Begin EXTRACTED RECORDS

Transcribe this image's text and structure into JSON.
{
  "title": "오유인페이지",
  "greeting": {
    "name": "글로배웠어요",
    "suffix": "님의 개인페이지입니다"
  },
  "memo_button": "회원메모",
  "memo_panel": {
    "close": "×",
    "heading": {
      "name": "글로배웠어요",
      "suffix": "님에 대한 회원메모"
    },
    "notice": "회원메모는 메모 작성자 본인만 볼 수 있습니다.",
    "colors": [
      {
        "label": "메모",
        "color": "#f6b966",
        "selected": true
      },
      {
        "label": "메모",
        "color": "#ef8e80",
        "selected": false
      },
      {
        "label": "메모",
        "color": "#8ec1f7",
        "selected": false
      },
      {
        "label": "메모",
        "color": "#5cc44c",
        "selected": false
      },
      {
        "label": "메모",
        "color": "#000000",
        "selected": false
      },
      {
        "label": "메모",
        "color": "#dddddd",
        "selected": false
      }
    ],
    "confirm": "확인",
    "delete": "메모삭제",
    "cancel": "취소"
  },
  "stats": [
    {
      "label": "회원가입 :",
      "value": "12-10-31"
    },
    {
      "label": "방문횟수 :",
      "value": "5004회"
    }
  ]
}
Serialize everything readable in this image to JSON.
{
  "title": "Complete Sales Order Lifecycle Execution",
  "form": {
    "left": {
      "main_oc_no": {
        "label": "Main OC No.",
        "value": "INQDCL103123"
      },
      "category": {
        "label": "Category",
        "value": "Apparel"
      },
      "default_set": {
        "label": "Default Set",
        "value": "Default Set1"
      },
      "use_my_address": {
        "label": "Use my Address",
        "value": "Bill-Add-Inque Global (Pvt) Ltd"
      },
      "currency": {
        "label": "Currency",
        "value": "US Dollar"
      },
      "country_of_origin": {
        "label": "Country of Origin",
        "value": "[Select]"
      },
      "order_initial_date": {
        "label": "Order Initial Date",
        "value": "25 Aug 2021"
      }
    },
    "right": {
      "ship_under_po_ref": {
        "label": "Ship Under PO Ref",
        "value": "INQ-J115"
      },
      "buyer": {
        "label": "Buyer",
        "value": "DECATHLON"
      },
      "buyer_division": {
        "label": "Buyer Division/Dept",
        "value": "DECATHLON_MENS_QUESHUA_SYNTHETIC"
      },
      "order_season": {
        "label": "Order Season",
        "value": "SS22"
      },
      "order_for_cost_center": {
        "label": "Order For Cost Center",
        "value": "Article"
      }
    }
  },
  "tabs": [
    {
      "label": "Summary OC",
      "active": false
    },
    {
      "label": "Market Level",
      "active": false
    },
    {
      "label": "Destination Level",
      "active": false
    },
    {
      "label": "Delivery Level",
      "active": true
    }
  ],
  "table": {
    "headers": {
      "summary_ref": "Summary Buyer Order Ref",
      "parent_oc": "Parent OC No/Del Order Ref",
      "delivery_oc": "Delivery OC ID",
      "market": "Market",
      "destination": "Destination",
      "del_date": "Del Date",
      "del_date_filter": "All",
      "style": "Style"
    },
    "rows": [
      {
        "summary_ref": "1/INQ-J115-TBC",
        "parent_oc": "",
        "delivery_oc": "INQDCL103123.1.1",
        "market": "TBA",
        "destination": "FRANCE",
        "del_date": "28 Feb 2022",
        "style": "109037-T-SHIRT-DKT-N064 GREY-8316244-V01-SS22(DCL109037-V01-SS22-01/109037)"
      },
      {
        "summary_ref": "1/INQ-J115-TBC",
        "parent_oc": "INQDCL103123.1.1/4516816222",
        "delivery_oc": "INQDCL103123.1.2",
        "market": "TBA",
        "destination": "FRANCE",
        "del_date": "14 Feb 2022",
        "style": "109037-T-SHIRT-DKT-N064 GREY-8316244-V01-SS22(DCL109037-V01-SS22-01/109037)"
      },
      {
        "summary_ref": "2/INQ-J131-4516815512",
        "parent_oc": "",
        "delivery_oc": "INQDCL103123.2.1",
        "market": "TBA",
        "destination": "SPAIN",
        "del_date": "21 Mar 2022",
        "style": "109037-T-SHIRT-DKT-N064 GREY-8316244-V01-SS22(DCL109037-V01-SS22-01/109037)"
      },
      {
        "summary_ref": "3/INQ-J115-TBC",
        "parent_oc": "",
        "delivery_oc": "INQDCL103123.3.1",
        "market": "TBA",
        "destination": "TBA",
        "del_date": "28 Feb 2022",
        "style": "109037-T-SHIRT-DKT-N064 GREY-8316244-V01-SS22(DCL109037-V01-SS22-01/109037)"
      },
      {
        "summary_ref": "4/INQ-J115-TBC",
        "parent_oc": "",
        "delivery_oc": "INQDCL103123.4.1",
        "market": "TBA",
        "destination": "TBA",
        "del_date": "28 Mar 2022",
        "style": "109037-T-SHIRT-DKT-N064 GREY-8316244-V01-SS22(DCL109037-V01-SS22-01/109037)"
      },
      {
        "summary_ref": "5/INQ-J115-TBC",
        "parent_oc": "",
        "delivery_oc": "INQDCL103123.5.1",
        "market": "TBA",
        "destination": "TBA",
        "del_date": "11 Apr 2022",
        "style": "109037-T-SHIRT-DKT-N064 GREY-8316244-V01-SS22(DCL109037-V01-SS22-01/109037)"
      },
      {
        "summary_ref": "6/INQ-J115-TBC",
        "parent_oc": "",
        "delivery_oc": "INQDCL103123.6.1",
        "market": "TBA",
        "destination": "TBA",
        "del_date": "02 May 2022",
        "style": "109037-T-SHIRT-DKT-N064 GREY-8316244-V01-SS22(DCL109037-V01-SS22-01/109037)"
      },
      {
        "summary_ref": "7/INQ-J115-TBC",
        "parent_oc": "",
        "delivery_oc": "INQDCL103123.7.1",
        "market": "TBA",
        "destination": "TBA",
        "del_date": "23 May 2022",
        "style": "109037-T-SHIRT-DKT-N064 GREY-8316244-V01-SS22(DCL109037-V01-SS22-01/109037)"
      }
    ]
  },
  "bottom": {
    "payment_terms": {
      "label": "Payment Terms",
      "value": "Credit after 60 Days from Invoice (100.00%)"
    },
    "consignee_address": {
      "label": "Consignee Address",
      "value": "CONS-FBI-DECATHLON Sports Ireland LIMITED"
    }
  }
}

End EXTRACTED RECORDS

Give the complete listing a second time, exactly as it reads.

Transcribe this image's text and structure into JSON.
{
  "title": "오유인페이지",
  "greeting": {
    "name": "글로배웠어요",
    "suffix": "님의 개인페이지입니다"
  },
  "memo_button": "회원메모",
  "memo_panel": {
    "close": "×",
    "heading": {
      "name": "글로배웠어요",
      "suffix": "님에 대한 회원메모"
    },
    "notice": "회원메모는 메모 작성자 본인만 볼 수 있습니다.",
    "colors": [
      {
        "label": "메모",
        "color": "#f6b966",
        "selected": true
      },
      {
        "label": "메모",
        "color": "#ef8e80",
        "selected": false
      },
      {
        "label": "메모",
        "color": "#8ec1f7",
        "selected": false
      },
      {
        "label": "메모",
        "color": "#5cc44c",
        "selected": false
      },
      {
        "label": "메모",
        "color": "#000000",
        "selected": false
      },
      {
        "label": "메모",
        "color": "#dddddd",
        "selected": false
      }
    ],
    "confirm": "확인",
    "delete": "메모삭제",
    "cancel": "취소"
  },
  "stats": [
    {
      "label": "회원가입 :",
      "value": "12-10-31"
    },
    {
      "label": "방문횟수 :",
      "value": "5004회"
    }
  ]
}
Serialize everything readable in this image to JSON.
{
  "title": "Complete Sales Order Lifecycle Execution",
  "form": {
    "left": {
      "main_oc_no": {
        "label": "Main OC No.",
        "value": "INQDCL103123"
      },
      "category": {
        "label": "Category",
        "value": "Apparel"
      },
      "default_set": {
        "label": "Default Set",
        "value": "Default Set1"
      },
      "use_my_address": {
        "label": "Use my Address",
        "value": "Bill-Add-Inque Global (Pvt) Ltd"
      },
      "currency": {
        "label": "Currency",
        "value": "US Dollar"
      },
      "country_of_origin": {
        "label": "Country of Origin",
        "value": "[Select]"
      },
      "order_initial_date": {
        "label": "Order Initial Date",
        "value": "25 Aug 2021"
      }
    },
    "right": {
      "ship_under_po_ref": {
        "label": "Ship Under PO Ref",
        "value": "INQ-J115"
      },
      "buyer": {
        "label": "Buyer",
        "value": "DECATHLON"
      },
      "buyer_division": {
        "label": "Buyer Division/Dept",
        "value": "DECATHLON_MENS_QUESHUA_SYNTHETIC"
      },
      "order_season": {
        "label": "Order Season",
        "value": "SS22"
      },
      "order_for_cost_center": {
        "label": "Order For Cost Center",
        "value": "Article"
      }
    }
  },
  "tabs": [
    {
      "label": "Summary OC",
      "active": false
    },
    {
      "label": "Market Level",
      "active": false
    },
    {
      "label": "Destination Level",
      "active": false
    },
    {
      "label": "Delivery Level",
      "active": true
    }
  ],
  "table": {
    "headers": {
      "summary_ref": "Summary Buyer Order Ref",
      "parent_oc": "Parent OC No/Del Order Ref",
      "delivery_oc": "Delivery OC ID",
      "market": "Market",
      "destination": "Destination",
      "del_date": "Del Date",
      "del_date_filter": "All",
      "style": "Style"
    },
    "rows": [
      {
        "summary_ref": "1/INQ-J115-TBC",
        "parent_oc": "",
        "delivery_oc": "INQDCL103123.1.1",
        "market": "TBA",
        "destination": "FRANCE",
        "del_date": "28 Feb 2022",
        "style": "109037-T-SHIRT-DKT-N064 GREY-8316244-V01-SS22(DCL109037-V01-SS22-01/109037)"
      },
      {
        "summary_ref": "1/INQ-J115-TBC",
        "parent_oc": "INQDCL103123.1.1/4516816222",
        "delivery_oc": "INQDCL103123.1.2",
        "market": "TBA",
        "destination": "FRANCE",
        "del_date": "14 Feb 2022",
        "style": "109037-T-SHIRT-DKT-N064 GREY-8316244-V01-SS22(DCL109037-V01-SS22-01/109037)"
      },
      {
        "summary_ref": "2/INQ-J131-4516815512",
        "parent_oc": "",
        "delivery_oc": "INQDCL103123.2.1",
        "market": "TBA",
        "destination": "SPAIN",
        "del_date": "21 Mar 2022",
        "style": "109037-T-SHIRT-DKT-N064 GREY-8316244-V01-SS22(DCL109037-V01-SS22-01/109037)"
      },
      {
        "summary_ref": "3/INQ-J115-TBC",
        "parent_oc": "",
        "delivery_oc": "INQDCL103123.3.1",
        "market": "TBA",
        "destination": "TBA",
        "del_date": "28 Feb 2022",
        "style": "109037-T-SHIRT-DKT-N064 GREY-8316244-V01-SS22(DCL109037-V01-SS22-01/109037)"
      },
      {
        "summary_ref": "4/INQ-J115-TBC",
        "parent_oc": "",
        "delivery_oc": "INQDCL103123.4.1",
        "market": "TBA",
        "destination": "TBA",
        "del_date": "28 Mar 2022",
        "style": "109037-T-SHIRT-DKT-N064 GREY-8316244-V01-SS22(DCL109037-V01-SS22-01/109037)"
      },
      {
        "summary_ref": "5/INQ-J115-TBC",
        "parent_oc": "",
        "delivery_oc": "INQDCL103123.5.1",
        "market": "TBA",
        "destination": "TBA",
        "del_date": "11 Apr 2022",
        "style": "109037-T-SHIRT-DKT-N064 GREY-8316244-V01-SS22(DCL109037-V01-SS22-01/109037)"
      },
      {
        "summary_ref": "6/INQ-J115-TBC",
        "parent_oc": "",
        "delivery_oc": "INQDCL103123.6.1",
        "market": "TBA",
        "destination": "TBA",
        "del_date": "02 May 2022",
        "style": "109037-T-SHIRT-DKT-N064 GREY-8316244-V01-SS22(DCL109037-V01-SS22-01/109037)"
      },
      {
        "summary_ref": "7/INQ-J115-TBC",
        "parent_oc": "",
        "delivery_oc": "INQDCL103123.7.1",
        "market": "TBA",
        "destination": "TBA",
        "del_date": "23 May 2022",
        "style": "109037-T-SHIRT-DKT-N064 GREY-8316244-V01-SS22(DCL109037-V01-SS22-01/109037)"
      }
    ]
  },
  "bottom": {
    "payment_terms": {
      "label": "Payment Terms",
      "value": "Credit after 60 Days from Invoice (100.00%)"
    },
    "consignee_address": {
      "label": "Consignee Address",
      "value": "CONS-FBI-DECATHLON Sports Ireland LIMITED"
    }
  }
}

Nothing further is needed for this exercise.